» **GIVEN PROBLEM**:
Search the listing for the string "Vertical" and copy every line that contains it.

» **LISTED RECORDS**:
## start
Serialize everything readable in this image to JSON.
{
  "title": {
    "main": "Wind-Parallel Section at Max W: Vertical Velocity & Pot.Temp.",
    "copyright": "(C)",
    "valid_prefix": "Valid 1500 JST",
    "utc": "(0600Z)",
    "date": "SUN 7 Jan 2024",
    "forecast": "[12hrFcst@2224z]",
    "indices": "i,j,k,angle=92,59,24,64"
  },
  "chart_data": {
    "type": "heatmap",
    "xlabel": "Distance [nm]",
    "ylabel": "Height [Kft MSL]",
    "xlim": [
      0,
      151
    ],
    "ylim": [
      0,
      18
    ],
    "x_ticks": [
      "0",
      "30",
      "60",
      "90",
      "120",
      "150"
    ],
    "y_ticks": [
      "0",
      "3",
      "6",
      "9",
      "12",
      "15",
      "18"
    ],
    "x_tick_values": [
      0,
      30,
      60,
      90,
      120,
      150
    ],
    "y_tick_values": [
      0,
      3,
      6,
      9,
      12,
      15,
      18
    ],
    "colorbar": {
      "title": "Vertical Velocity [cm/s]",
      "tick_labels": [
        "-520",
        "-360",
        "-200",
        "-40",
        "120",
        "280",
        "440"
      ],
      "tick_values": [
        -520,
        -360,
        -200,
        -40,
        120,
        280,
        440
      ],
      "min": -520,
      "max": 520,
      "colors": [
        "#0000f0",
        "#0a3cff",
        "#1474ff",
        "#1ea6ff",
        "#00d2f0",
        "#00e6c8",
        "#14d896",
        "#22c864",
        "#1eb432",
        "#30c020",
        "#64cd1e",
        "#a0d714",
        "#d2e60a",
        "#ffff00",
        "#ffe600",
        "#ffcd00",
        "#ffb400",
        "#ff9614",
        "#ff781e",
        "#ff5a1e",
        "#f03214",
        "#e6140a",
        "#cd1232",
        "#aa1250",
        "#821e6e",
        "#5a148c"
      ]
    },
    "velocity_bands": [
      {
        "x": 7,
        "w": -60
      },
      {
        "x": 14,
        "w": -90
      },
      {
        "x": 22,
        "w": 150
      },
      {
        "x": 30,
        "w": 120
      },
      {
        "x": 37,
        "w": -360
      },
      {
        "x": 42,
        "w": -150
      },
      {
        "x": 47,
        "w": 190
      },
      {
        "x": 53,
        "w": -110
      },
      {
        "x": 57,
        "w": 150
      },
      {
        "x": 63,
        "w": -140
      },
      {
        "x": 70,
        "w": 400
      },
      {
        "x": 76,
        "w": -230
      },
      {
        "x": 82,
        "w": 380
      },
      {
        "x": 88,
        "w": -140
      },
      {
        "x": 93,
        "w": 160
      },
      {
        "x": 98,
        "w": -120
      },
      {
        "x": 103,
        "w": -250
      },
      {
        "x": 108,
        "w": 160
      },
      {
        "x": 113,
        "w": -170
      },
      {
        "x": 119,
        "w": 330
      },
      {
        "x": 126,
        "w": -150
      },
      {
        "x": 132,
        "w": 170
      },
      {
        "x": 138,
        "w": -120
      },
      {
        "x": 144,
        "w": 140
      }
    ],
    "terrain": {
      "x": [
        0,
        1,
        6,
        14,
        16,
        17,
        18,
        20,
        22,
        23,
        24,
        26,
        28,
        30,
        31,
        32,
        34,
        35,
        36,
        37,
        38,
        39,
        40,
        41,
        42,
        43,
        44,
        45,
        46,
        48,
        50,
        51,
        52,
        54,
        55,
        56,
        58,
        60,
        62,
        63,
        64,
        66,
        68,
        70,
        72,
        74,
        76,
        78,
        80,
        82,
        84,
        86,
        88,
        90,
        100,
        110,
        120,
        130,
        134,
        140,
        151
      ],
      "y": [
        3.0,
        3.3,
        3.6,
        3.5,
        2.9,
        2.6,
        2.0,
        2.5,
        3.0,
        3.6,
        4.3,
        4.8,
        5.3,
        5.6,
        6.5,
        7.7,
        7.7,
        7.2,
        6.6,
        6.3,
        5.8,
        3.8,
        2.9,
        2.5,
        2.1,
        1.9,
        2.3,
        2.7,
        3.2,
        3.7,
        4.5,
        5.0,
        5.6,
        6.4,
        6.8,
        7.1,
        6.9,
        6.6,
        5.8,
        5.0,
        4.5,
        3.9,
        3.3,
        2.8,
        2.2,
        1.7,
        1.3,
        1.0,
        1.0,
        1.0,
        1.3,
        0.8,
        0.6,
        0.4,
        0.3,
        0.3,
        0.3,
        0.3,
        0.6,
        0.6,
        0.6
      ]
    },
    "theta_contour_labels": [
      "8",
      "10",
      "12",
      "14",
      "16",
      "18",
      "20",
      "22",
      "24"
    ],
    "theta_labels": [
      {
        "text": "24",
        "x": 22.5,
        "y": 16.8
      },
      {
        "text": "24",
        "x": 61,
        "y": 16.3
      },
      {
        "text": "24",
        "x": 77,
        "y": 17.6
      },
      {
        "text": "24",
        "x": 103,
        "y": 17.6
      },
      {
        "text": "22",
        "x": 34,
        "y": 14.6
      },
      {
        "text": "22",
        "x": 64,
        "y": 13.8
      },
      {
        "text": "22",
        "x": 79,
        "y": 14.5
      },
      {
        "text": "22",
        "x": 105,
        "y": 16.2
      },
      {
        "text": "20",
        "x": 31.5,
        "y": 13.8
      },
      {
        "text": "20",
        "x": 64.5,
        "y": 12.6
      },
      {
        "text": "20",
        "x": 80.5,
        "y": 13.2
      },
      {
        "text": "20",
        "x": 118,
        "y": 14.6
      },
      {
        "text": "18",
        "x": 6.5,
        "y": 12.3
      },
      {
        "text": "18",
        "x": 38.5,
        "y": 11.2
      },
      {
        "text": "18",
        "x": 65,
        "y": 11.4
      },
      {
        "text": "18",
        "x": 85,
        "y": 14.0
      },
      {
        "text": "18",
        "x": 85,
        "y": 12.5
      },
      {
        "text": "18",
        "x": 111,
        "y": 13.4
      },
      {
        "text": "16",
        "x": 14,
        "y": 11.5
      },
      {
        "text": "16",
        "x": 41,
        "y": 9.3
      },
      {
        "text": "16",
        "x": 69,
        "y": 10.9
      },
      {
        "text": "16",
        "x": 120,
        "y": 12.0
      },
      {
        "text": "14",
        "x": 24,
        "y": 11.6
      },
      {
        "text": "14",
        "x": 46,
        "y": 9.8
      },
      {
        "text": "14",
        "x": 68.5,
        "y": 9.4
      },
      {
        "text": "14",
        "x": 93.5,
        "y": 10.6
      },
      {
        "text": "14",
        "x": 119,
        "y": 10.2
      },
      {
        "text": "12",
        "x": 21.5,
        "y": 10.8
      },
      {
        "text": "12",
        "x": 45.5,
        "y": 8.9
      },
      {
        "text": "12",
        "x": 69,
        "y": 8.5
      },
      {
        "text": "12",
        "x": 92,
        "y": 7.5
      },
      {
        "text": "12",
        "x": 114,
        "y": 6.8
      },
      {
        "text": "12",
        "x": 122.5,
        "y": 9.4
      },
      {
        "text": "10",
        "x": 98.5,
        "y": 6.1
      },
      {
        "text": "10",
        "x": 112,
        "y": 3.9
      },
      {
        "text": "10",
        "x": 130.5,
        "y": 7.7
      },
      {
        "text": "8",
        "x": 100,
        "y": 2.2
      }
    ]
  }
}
## end
» **SOLVED EXERCISE**:
    "main": "Wind-Parallel Section at Max W: Vertical Velocity & Pot.Temp.",
      "title": "Vertical Velocity [cm/s]",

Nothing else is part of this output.